Exercício proposto 1 |
Com base no texto sobre Raul Seixas, explique o que as pedras e a chuva simbolizam na canção “Medo da Chuva”.
Exercício proposto 2 |
Segundo o texto sobre Raul Seixas, em que cidade foi gravado o show que deu origem ao álbum “Eu Não Sou Hippie”?

Trecho fornecido |
--*--

Em 2019, estreou no Rio o musical “Merlin e Arthur ao Som de Raul Seixas: Um Sonho de Liberdade”, que cruza a obra do baiano com a saga do mago Merlin e do rei Arthur. Também estão previstos os lançamentos dos livros “Raul Seixas Por Trás das Canções”, de Carlos Minuano; e “Raul Seixas: Não Diga Que a Canção Está Perdida”, de Jotabê Medeiros. Para completar, o álbum “Eu Não Sou Hippie”, registro de show feito em 1974 na cidade mineira de Patrocínio, será reeditado em LP duplo. Ainda sem data para o início das gravações, uma cinebiografia dirigida por Paulo Morelli já foi prometida. O Magazine aproveita a data para relembrar a história de sucessos de Raul.
“Como Vovó Já Dizia” (1974) – Raul Seixas
A figura da avó é tida, nas culturas orientais, como guardiã do conhecimento, mas recebeu de Raul Seixas um olhar rebelde, diferente da admiração demonstrada por Clara Nunes na música “Coisa da Antiga”, de Nei Lopes e Wilson Moreira. Raul, ao contrário, é irônico ao demonstrar, de maneira codificada, a argúcia de comportamentos considerados transgressores, como, por exemplo, o uso de drogas ilícitas. Nessa ladainha, ele reproduz um ensinamento da avó: “a banana é vitamina que engorda e faz crescer”, mas também rebate: “a formiga só trabalha porque não sabe cantar”.
“Medo da Chuva” (1974) – Raul Seixas e Paulo Coelho
Romântica em sua estrutura e na letra, que não se esquiva do melodrama, a música capta o momento de ruptura entre um casal, e as metáforas são claras: enquanto as pedras representam o conforto e o costume da segurança estéril e imóvel, a chuva surge como a renovação da vida em contínuo movimento. Como na mitologia grega, onde a sua imagem é uma das temíveis e poderosas, a chuva ganha o sentido da esperança: “Pois a chuva voltando pra terra/ Traz coisas do ar”, diz Raul, no auge dos anos 70.
“Tente Outra Vez” (1975) – Raul Seixas, Paulo Coelho e Marcelo Motta
Essa balada, lançada no disco “Novo Aeon”, sublinha a força de continuidade da vida. Foi com versos embebidos numa melodia de teor religioso que Raul, cuja canção é, ainda hoje, muitas vezes ligada ao universo da autoajuda, criou uma das músicas mais espirituosas de seu repertório, em todos os sentidos. Clássica, ela foi regravada por Sandra de Sá, Barão Vermelho, Chitãozinho & Xororó, Fábio Jr., Zezé di Camargo & Luciano e muitos outros.

--*--

Entradas de dados extraídos:
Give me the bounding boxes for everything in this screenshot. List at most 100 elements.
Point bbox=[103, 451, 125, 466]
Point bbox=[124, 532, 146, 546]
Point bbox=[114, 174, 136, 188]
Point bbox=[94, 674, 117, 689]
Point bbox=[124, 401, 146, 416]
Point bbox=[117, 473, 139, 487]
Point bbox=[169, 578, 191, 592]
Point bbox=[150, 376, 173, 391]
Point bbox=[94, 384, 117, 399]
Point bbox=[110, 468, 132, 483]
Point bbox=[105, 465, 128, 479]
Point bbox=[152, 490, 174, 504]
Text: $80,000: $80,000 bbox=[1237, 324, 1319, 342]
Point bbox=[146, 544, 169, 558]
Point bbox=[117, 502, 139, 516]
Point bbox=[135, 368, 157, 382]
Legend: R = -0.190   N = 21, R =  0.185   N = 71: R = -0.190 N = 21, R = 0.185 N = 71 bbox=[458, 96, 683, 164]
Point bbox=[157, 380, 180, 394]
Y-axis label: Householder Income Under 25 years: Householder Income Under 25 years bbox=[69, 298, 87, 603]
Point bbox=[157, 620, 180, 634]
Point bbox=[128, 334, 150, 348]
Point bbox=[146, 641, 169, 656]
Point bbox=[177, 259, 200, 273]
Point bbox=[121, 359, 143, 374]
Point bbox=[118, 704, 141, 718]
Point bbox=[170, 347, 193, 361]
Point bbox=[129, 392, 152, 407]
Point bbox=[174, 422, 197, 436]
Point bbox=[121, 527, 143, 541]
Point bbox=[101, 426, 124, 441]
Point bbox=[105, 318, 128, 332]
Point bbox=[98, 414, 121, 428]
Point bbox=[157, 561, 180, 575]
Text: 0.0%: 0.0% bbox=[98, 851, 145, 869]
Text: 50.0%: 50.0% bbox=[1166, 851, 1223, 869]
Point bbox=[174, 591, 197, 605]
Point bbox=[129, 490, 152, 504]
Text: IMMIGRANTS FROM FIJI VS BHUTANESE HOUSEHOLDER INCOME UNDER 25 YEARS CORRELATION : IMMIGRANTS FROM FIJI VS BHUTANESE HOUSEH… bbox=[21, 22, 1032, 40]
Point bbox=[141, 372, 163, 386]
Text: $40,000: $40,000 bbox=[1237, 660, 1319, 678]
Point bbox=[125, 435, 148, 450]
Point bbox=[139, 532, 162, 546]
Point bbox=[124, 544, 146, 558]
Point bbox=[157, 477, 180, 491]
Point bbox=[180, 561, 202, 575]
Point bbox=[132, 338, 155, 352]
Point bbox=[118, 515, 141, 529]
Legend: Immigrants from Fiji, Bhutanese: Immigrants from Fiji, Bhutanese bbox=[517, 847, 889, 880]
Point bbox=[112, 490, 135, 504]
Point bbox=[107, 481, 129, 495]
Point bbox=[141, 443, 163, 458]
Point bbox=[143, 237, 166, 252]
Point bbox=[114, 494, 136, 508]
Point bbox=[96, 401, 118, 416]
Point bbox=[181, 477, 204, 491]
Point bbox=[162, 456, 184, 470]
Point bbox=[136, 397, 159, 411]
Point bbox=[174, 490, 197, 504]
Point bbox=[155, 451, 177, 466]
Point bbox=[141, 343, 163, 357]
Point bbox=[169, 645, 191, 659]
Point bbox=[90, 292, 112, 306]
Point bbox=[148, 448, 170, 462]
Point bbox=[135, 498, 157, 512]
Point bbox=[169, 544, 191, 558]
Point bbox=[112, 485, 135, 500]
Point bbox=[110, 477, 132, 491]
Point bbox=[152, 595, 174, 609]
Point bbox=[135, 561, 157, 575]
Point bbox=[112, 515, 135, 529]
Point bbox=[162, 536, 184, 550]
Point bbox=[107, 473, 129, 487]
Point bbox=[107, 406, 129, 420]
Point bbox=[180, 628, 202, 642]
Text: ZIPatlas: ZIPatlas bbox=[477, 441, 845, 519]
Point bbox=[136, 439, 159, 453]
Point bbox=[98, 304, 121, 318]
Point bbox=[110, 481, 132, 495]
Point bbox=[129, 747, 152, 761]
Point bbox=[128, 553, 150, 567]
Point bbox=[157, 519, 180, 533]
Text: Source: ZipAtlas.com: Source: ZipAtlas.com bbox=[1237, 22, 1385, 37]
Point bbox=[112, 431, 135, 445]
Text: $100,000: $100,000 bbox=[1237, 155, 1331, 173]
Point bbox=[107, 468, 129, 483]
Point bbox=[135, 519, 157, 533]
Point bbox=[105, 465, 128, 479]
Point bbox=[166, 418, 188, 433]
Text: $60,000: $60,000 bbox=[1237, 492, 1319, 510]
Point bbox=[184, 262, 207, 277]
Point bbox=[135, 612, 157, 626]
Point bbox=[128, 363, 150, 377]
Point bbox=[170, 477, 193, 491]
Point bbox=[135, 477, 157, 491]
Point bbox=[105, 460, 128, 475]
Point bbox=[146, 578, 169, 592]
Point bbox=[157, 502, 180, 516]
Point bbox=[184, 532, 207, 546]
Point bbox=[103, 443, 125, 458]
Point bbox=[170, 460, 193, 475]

--*--

Resposta final 1 |
Em “Medo da Chuva”, as pedras representam o conforto e o costume de uma segurança estéril e imóvel. A chuva surge como a renovação da vida em contínuo movimento e ganha o sentido de esperança, como no verso “Pois a chuva voltando pra terra/ Traz coisas do ar”.

Resposta final 2 |
Na cidade mineira de Patrocínio, em 1974.